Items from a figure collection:

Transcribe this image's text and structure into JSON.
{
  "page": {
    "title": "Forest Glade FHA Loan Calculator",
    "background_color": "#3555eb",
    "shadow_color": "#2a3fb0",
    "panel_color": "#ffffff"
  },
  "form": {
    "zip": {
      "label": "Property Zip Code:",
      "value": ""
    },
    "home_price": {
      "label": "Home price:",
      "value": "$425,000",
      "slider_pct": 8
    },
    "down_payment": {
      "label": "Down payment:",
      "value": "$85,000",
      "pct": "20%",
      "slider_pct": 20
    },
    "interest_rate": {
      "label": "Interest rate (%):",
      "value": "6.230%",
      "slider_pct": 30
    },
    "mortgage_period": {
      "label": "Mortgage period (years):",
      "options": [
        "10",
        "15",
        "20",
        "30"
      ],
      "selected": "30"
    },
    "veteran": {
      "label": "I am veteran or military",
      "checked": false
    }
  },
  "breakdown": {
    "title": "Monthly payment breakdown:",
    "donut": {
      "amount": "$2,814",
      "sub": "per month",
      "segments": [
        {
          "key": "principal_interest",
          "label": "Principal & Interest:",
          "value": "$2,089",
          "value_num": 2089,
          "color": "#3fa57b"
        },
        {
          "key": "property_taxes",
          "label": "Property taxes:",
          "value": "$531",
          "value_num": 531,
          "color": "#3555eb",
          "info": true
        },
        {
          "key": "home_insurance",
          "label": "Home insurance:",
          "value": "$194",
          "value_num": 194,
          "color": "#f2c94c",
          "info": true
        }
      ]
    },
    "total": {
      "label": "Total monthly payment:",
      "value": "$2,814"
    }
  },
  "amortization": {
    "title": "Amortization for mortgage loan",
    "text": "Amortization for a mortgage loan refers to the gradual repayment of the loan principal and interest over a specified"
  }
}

Requirement -> Locate all lines in the listing above with the word "text". Copy them.

Completed exercise ->
Transcribe this image's text and structure into JSON.
    "text": "Amortization for a mortgage loan refers to the gradual repayment of the loan principal and interest over a specified"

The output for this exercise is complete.